Il faudrait, cependant, mal connaître l’administration romaine pour s’imaginer que la démolition des églises chrétiennes eut lieu partout en même temps, et fut aussi complète dans toutes les provinces. Les gouverneurs ne ressemblaient que de loin à nos préfets. Une latitude beaucoup plus grande leur était laissée dans l’exécution des lois. Ils les appliquaient plus ou moins complètement, selon les lieux, et en considérant soit leurs dispositions personnelles, soit celles de peuples qu’ils administraient. Servie par des moyens de communication moins rapides, la centralisation impériale n’avait pas les exigences de celle de nos jours : l’unité de l’action générale, non l’uniformité presque mécanique des mouvements particuliers, était demandée à ses agents. Aussi voyons-nous, pendant plusieurs mois, pour des causes diverses, des églises rester debout en certaines contrées, malgré l’édit qui commandait leur destruction. Peu nombreuses apparemment sont celles qui échappèrent tout à fait à la ruine, comme l’église bâtie au siècle précédent par saint Grégoire le Thaumaturge à Néocésarée du Pont[108] ; mais, en d’autres contrées, cette ruine parait avoir été retardée : il en fut ainsi même dans des provinces assez voisines de la résidence impériale.

En Galatie, par exemple, il y avait encore, un an après l’édit, à quinze lieues il est vrai de la capitale, une église de campagne non seulement debout, mais ouverte[109] ; à Ancyre même, vers la même date, les églises étaient fermées, mais non rasées, comme portait cependant l’ordonnance impériale[110]. Cela parait, à première vue, d’autant plus surprenant qu’au gouvernement de cette province fut appelé le renégat[111] Théotecne, qui s’était fait fort de ramener au culte des dieux tous les chrétiens qui l’habitaient[112]. Mais sa nomination ne suivit peut-être pas immédiatement l’édit. Qui sait s’il ne remplaça point un gouverneur soit chrétien, soit au moins favorable aux chrétiens ? La présence d’un administrateur animé de tels sentiments parait avoir été la cause du retard que subit, en Thrace[113], la persécution. Nous verrons que la principale église d’Héraclée ne fut fermée qu’au commencement de 304[114]. Une aussi longue patience serait inexplicable sans ce que l’on sait du gouverneur Bassus[115]. Une pièce contemporaine semble dire qu’il connaissait Dieu[116]. Au moins sa femme était-elle chrétienne[117]. Lui-même descendait peut-être de ce Iallius Bassus qui fut en 164 gouverneur de la Mésie Inférieure[118] et dont la fille était enterrée dans le cimetière de Calliste[119] : les sympathies pour le christianisme ne cessèrent probablement jamais dans cette famille et les Bassi du quatrième siècle seront célèbres par leur piété[120].

## LISTE DES CONSIGNES:
• a. D'après l'extrait sur la destruction des églises chrétiennes, pourquoi cette démolition n'eut-elle pas lieu partout en même temps ni avec la même rigueur ? Répondez en une à trois phrases.
• b. Selon l'extrait sur la destruction des églises chrétiennes, à quel moment la principale église d'Héraclée fut-elle fermée ?
• c. Rédigez la suite de l'extrait sur la destruction des églises chrétiennes, à partir de sa dernière phrase.

## DONNÉES FOURNIES:
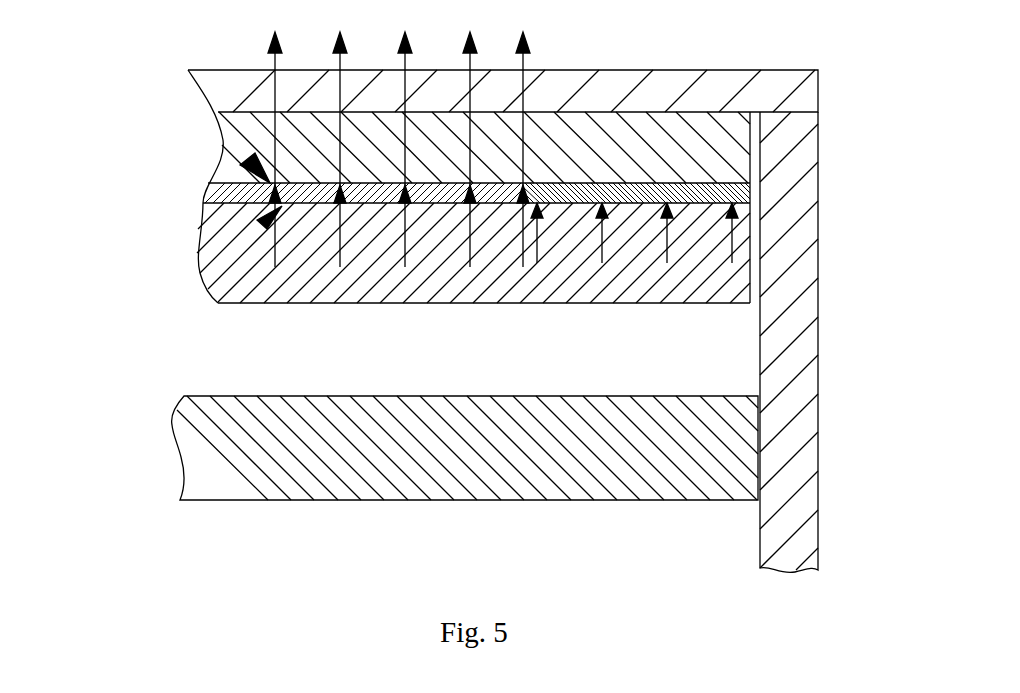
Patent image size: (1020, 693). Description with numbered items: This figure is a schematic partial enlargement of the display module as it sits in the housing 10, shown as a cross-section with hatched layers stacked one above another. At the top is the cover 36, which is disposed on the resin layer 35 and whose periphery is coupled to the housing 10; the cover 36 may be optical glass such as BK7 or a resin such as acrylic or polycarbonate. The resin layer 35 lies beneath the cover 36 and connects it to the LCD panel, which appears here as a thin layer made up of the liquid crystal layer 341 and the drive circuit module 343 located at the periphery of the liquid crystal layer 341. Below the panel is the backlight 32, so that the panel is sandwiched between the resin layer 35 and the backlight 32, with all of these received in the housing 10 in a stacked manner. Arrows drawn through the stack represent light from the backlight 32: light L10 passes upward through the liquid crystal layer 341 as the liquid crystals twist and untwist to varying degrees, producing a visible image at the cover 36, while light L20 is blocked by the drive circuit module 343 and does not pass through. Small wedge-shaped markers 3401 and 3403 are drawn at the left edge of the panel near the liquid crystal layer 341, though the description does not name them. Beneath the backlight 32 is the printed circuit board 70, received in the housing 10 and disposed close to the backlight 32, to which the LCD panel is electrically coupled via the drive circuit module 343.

The housing 10 is at (782, 317).
The backlight 32 is at (215, 288).
The resin layer 35 is at (744, 167).
The cover 36 is at (767, 82).
The printed circuit board 70 is at (203, 467).
The liquid crystal layer 341 is at (205, 196).
The drive circuit module 343 is at (743, 188).
The incident light 3401 is at (225, 138).
The reflected light 3403 is at (258, 226).
The light L10 is at (245, 272).
The light L20 is at (728, 230).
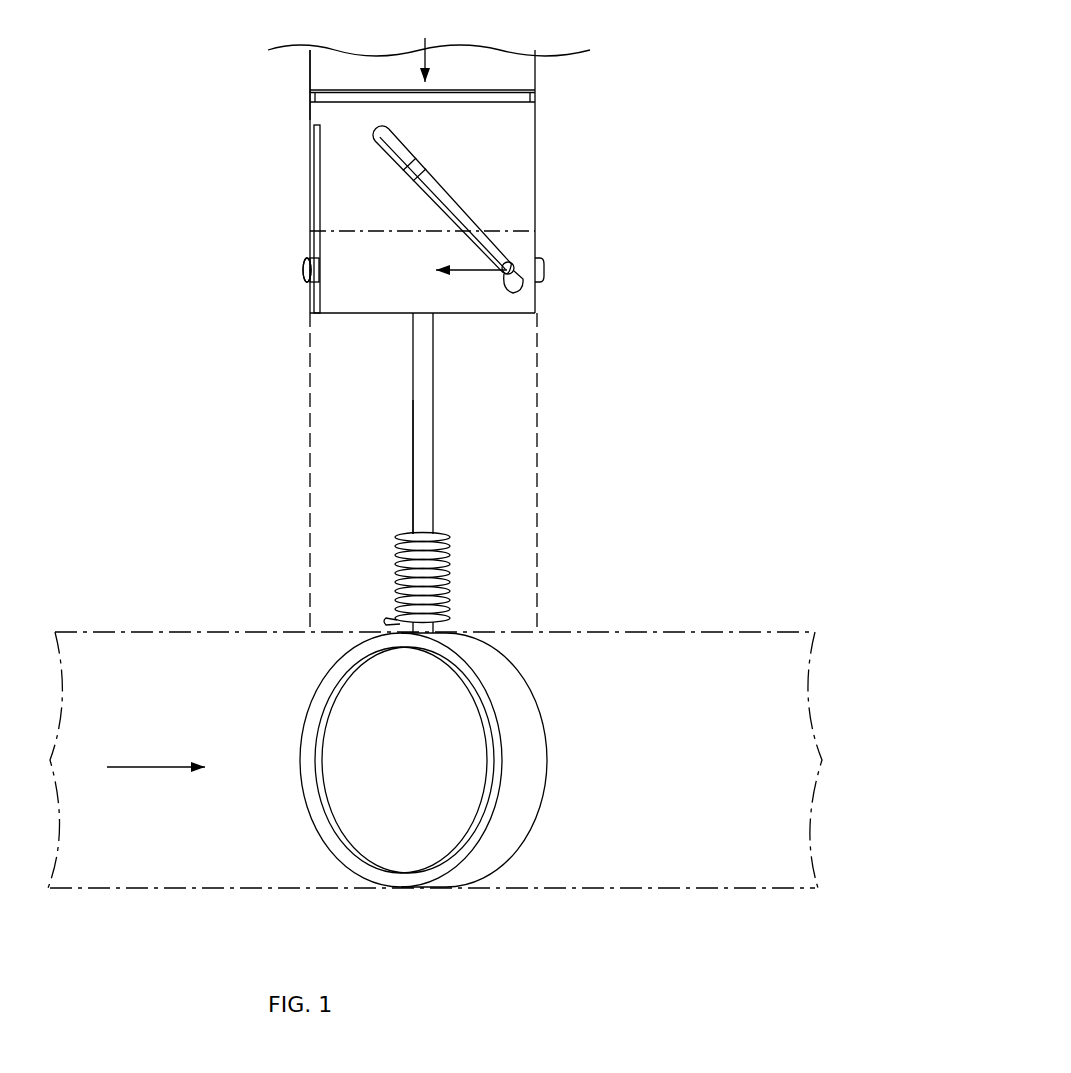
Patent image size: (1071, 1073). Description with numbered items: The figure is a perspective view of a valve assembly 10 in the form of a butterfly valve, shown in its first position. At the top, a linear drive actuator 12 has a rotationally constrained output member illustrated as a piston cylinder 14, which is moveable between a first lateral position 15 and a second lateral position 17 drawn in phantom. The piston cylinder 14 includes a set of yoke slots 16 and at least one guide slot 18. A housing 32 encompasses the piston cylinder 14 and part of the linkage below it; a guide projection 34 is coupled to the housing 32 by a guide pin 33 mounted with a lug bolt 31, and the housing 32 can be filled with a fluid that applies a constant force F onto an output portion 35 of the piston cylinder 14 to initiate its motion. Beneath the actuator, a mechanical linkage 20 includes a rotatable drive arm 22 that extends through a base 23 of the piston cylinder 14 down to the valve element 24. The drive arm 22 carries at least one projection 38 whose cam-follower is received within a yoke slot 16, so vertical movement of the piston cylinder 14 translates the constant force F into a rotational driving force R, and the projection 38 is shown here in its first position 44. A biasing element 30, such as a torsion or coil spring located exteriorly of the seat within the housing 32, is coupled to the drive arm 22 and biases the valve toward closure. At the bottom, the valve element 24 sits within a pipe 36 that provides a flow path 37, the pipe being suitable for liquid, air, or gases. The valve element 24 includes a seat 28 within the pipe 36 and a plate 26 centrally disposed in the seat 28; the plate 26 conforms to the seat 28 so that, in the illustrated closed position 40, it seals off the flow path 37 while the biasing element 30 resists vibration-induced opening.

The valve assembly 10 is at (707, 108).
The linear drive actuator 12 is at (322, 72).
The piston cylinder 14 is at (518, 160).
The first lateral position 15 is at (528, 90).
The yoke slots 16 is at (428, 168).
The second lateral position 17 is at (356, 231).
The guide slot 18 is at (318, 168).
The mechanical linkage 20 is at (411, 470).
The rotatable drive arm 22 is at (434, 497).
The base 23 is at (472, 320).
The valve element 24 is at (312, 684).
The plate 26 is at (433, 756).
The seat 28 is at (520, 732).
The biasing element 30 is at (449, 572).
The lug bolt 31 is at (311, 282).
The housing 32 is at (537, 524).
The guide pin 33 is at (316, 258).
The guide projection 34 is at (303, 268).
The output portion 35 is at (528, 97).
The pipe 36 is at (190, 645).
The flow path 37 is at (152, 770).
The projection 38 is at (510, 292).
The closed position 40 is at (424, 840).
The first position 44 is at (516, 279).
The constant force F is at (430, 52).
The rotational driving force R is at (470, 272).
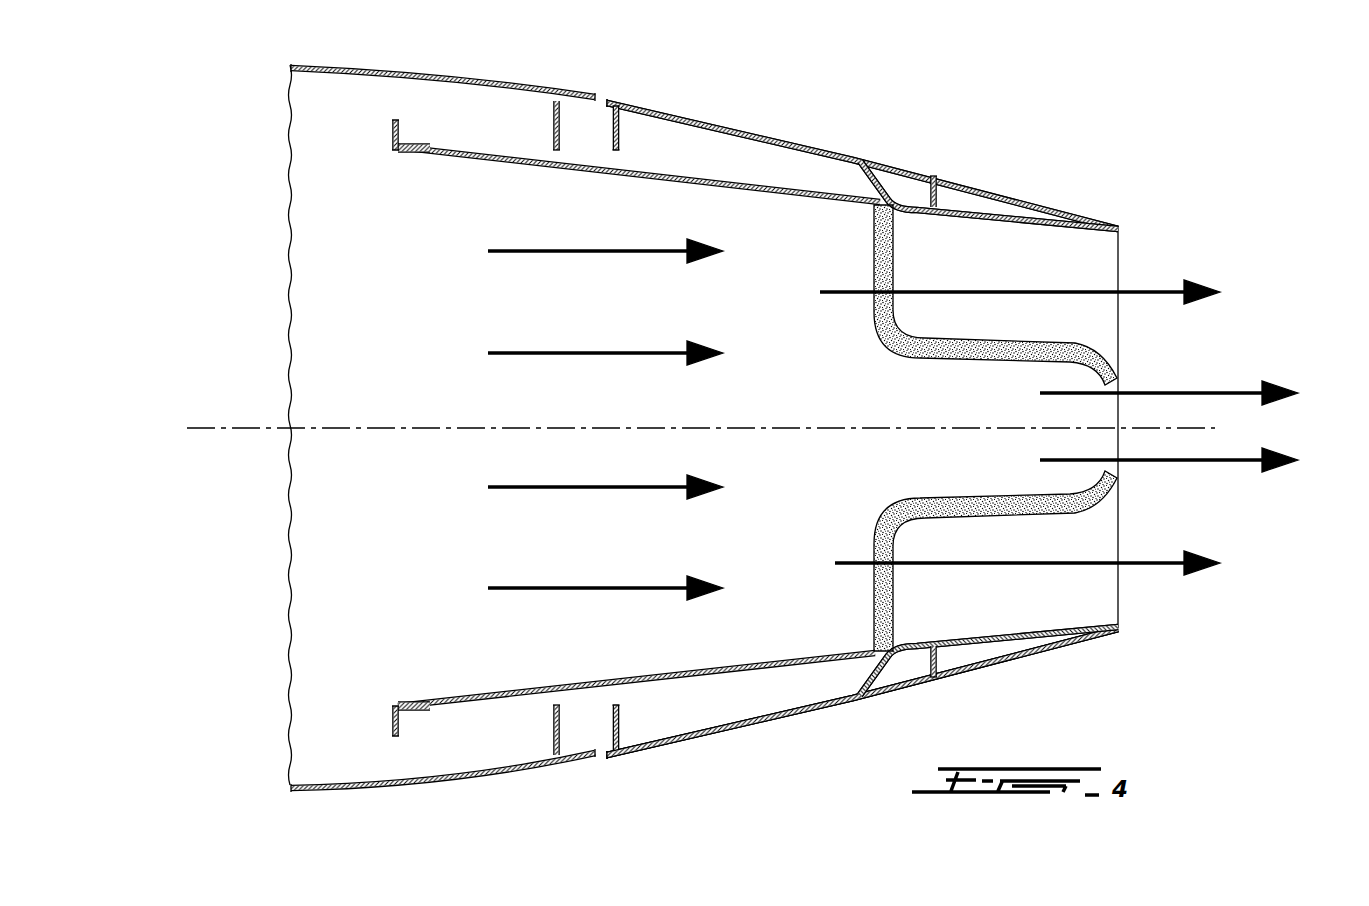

## LES RÉPONSES:
• a. Les gouverneurs romains disposaient d'une latitude bien plus grande que les préfets dans l'exécution des lois et les appliquaient plus ou moins complètement selon les lieux, leurs dispositions personnelles et celles des peuples administrés. Servie par des moyens de communication moins rapides, la centralisation impériale exigeait de ses agents l'unité de l'action générale, non l'uniformité des mouvements particuliers.

• b. Au commencement de 304.

• c.
Si, en dehors des événements de Nicomédie, l’on a peu de détails sur les débuts de la persécution dans les États de Dioclétien, les renseignements sont moins nombreux encore sur ses commencements dans les provinces gouvernées par Galère. Comme le César demeura quelque temps en Asie avant de retourner dans son apanage, peut-être faut-il attribuer à son absence la langueur avec laquelle s’engagèrent les poursuites. Il parait cependant qu’à Thessalonique, capitale de la Macédoine, la recherche des Écritures saintes et de tous les livres composant la bibliothèque des églises fut faite rigoureusement. C’est alors qu’une chrétienne dévouée, Irène, avant de s’enfuir dans les montagnes, cacha dans sa maison, avec l’aide de ses sœurs, un grand nombre de manuscrits[121] ; nous retrouverons ces saintes femmes dans la suite de cette histoire. On rapporte aussi au commencement de la persécution (mais peut-être la date n’est-elle pas bien assurée) le martyre, à Thessalonique, du diacre Agathopode et du lecteur Théodule ; arrêtés parce qu’au lieu de s’enfuir comme les autres ils restaient dans l’église et prêchaient hardiment, les deux clercs furent conduits en prison, pressés de sacrifier, de manger des viandes immolées et de livrer les Écritures : sur leur refus, le juge les fit mettre dans une barque, une pierre au cou, et jeter dans la mer[122]. Bien qu’aux termes de l’édit la qualité de chrétien ne fit pas encore encourir la mort, la peine capitale était quelquefois prononcée contre des chrétiens plus hardis qui encourageaient les autres à la résistance, ou contre ceux qui, mis en demeure de livrer les ouvrages proscrits, refusaient de le faire. De ces derniers étaient naturellement Agathopode, chargé comme diacre du temporel de l’église, et Théodule, investi spécialement du soin des livres.

Si de l’Orient, où la persécution prit naissance, nous passons à l’Occident, où ses effets se firent bientôt sentir, nous verrons que ceux-ci ne furent pas les mêmes clans les États des deux souverains qui se partageaient cette moitié de l’Empire.

Les sujets chrétiens de Constance l’éprouvèrent assez pour s’apercevoir qu’elle avait été déclarée, à peine assez pour en souffrir. Le César ne pouvait sans doute refuser toute obéissance aux commandements de ses supérieurs, les Augustes, ou toute attention à un édit en tête duquel son nom se lisait avec ceux de ses trois collègues. Mais il en adoucit l’exécution au point de la rendre presque insensible.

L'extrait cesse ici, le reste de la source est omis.